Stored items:
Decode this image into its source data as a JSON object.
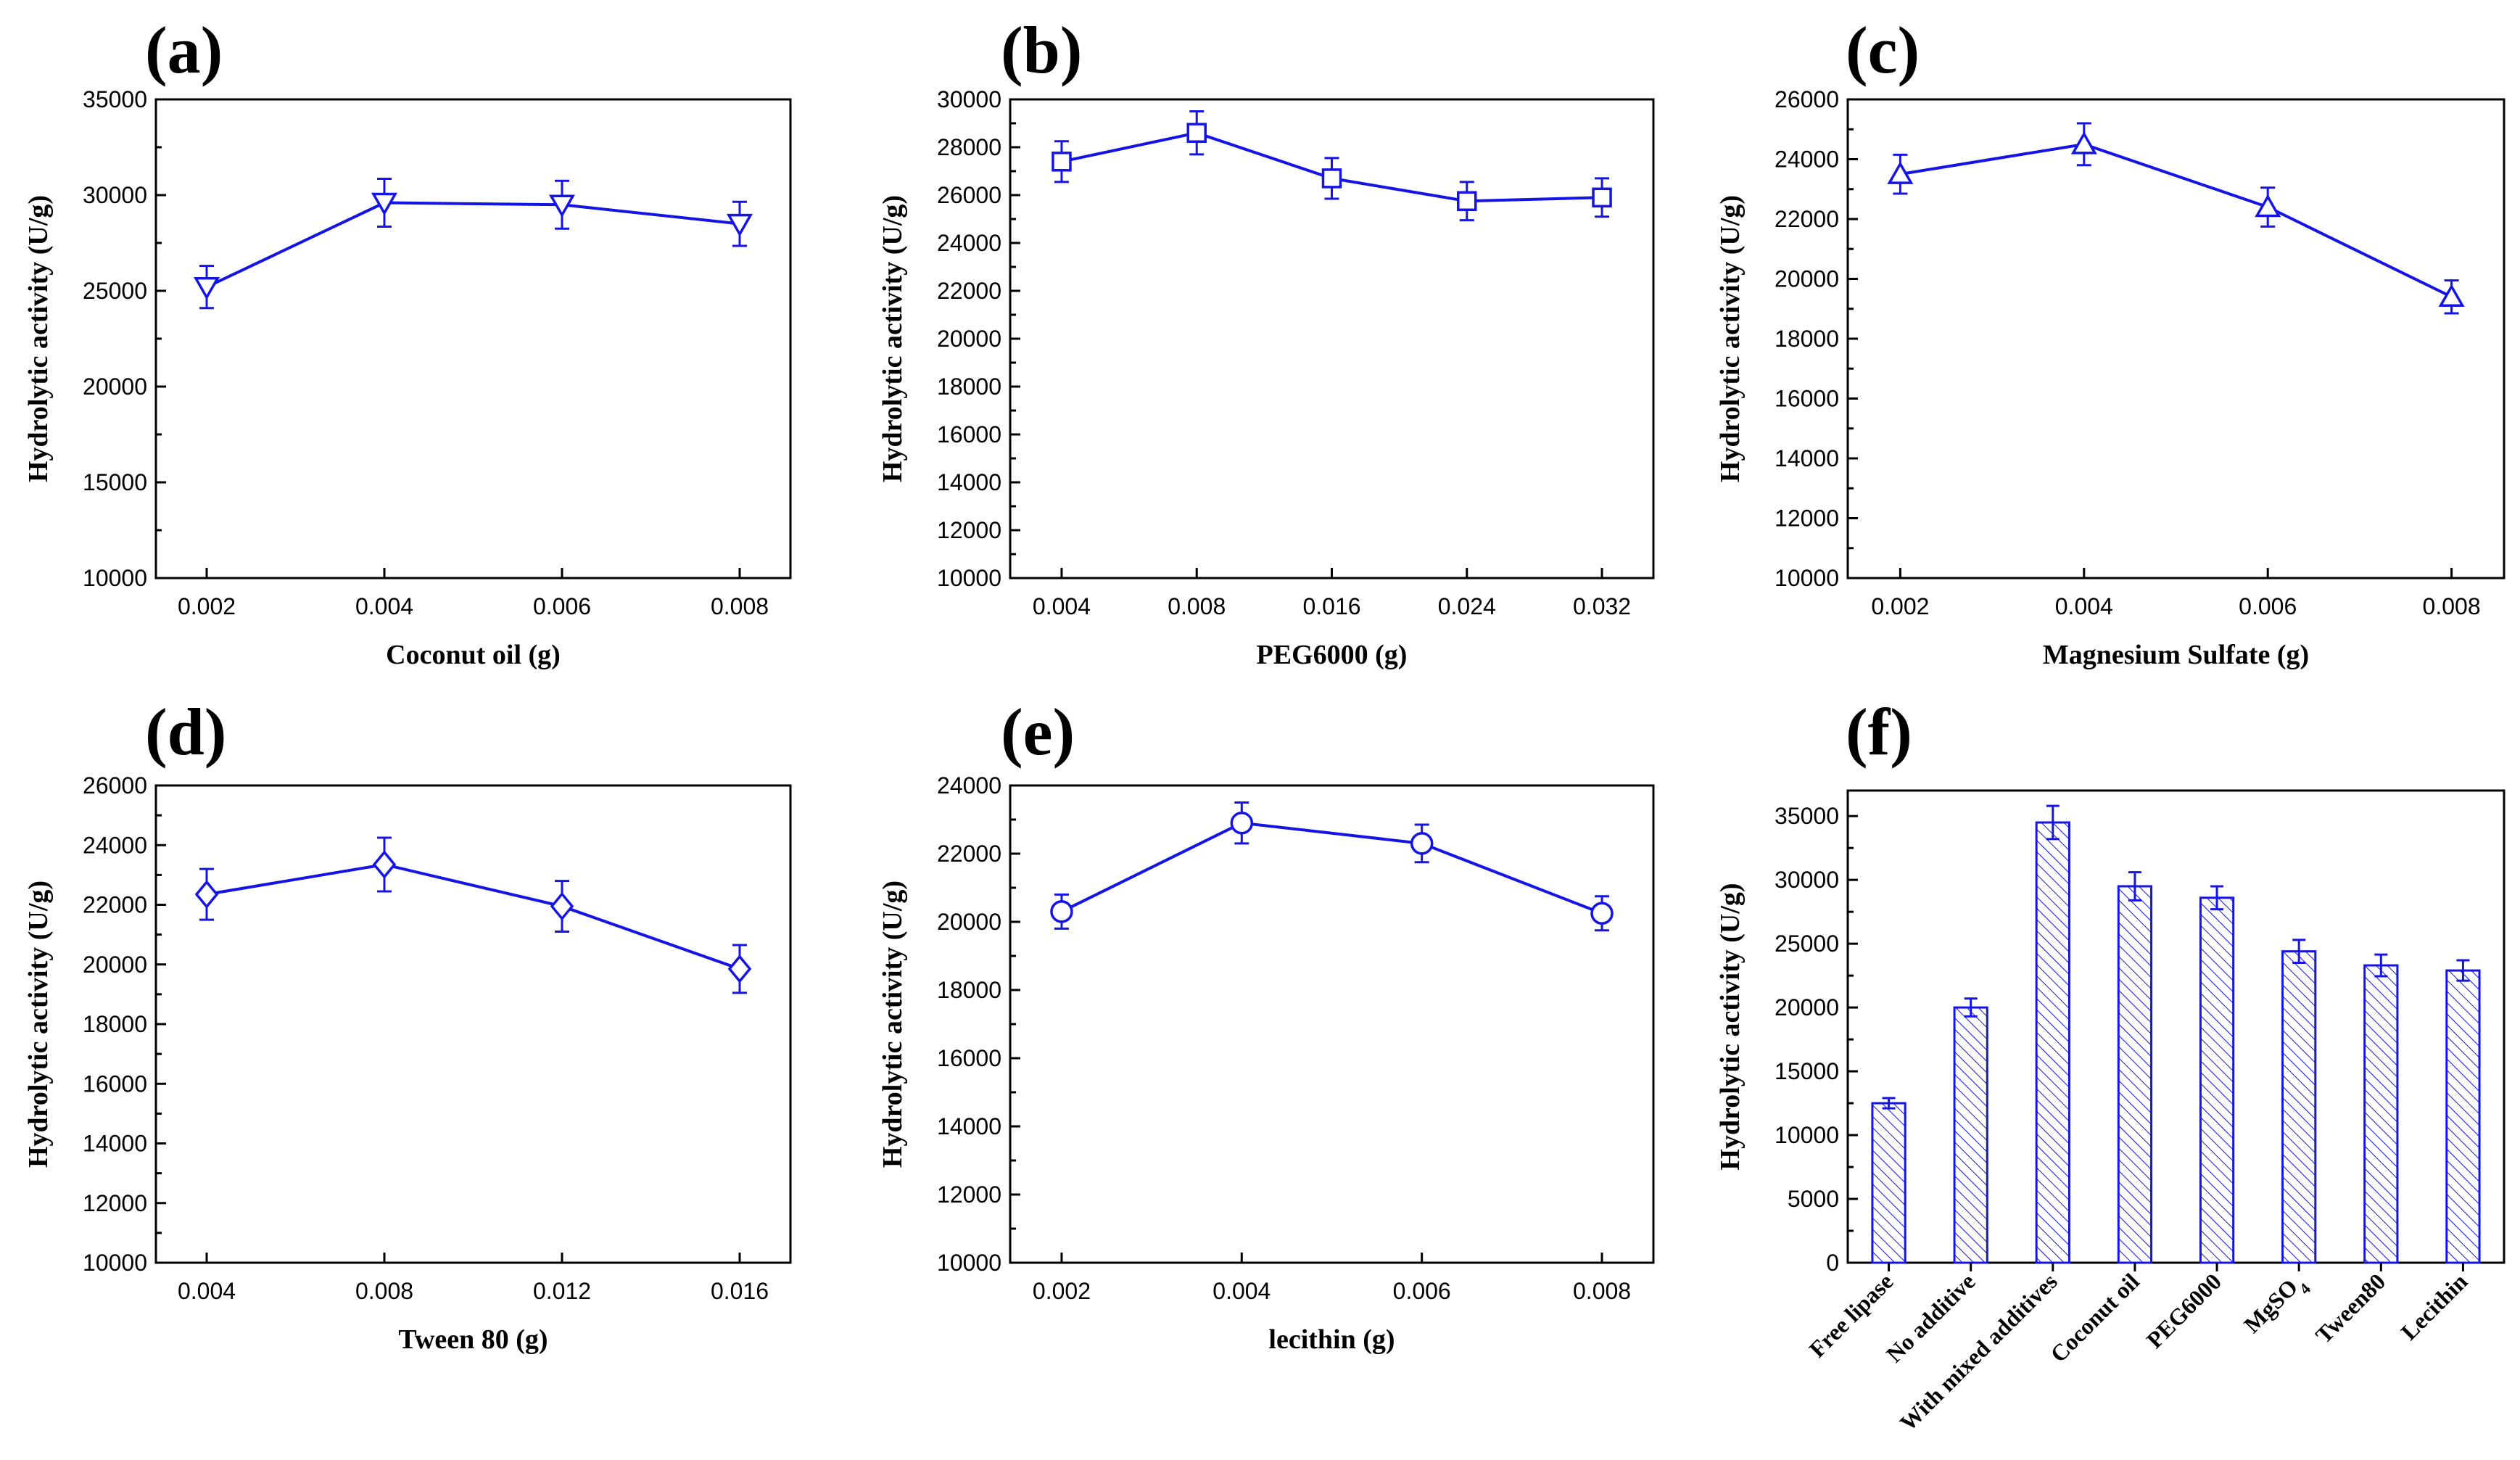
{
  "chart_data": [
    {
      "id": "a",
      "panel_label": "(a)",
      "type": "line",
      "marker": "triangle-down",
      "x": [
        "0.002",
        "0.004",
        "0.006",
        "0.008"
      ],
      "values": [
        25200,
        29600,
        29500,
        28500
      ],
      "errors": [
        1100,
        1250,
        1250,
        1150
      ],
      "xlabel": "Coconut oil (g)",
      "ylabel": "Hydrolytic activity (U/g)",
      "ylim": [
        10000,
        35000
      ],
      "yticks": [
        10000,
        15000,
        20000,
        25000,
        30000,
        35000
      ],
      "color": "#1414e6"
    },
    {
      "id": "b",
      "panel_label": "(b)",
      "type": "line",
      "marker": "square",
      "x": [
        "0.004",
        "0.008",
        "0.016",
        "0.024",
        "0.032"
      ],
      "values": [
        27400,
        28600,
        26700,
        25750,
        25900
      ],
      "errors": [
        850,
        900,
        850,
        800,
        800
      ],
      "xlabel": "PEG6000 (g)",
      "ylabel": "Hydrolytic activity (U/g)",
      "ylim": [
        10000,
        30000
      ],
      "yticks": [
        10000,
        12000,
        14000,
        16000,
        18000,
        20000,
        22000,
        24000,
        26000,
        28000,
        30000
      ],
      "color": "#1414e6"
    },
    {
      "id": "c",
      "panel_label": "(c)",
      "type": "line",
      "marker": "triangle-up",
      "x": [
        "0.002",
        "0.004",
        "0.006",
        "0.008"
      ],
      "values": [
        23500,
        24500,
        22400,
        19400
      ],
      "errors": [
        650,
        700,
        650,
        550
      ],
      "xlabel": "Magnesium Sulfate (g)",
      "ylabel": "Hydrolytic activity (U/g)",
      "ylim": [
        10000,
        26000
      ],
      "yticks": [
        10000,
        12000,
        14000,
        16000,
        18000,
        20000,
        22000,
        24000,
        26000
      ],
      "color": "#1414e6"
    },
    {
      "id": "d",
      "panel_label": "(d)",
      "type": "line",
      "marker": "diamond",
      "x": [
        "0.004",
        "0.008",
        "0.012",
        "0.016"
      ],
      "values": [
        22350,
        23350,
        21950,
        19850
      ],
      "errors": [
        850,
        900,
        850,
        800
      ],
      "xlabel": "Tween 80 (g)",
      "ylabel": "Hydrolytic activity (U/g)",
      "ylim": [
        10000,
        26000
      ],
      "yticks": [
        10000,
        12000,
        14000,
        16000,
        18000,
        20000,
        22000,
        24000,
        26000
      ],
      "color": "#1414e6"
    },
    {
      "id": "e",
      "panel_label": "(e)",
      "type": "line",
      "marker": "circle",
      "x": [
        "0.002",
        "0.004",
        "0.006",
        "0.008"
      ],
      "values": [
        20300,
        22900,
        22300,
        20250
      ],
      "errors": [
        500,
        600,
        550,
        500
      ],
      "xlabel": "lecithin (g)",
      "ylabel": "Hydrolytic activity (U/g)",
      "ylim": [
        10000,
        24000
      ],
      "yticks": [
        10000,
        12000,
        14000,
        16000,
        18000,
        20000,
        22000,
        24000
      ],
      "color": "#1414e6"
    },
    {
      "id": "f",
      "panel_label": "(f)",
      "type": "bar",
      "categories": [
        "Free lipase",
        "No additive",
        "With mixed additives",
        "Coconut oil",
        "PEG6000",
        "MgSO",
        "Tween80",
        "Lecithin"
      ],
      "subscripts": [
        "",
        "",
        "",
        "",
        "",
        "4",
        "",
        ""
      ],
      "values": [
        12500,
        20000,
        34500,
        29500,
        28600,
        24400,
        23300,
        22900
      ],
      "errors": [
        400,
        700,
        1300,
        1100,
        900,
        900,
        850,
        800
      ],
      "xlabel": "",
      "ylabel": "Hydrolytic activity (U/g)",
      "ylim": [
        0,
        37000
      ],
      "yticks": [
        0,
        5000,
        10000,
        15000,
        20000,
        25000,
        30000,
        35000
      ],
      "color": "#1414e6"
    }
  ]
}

EXERCISE OBJECTIVE: Find every line in the listing that holds the string "xlabel", then say how many there are as a bare number.

SOLUTION TO THIS TASK: 6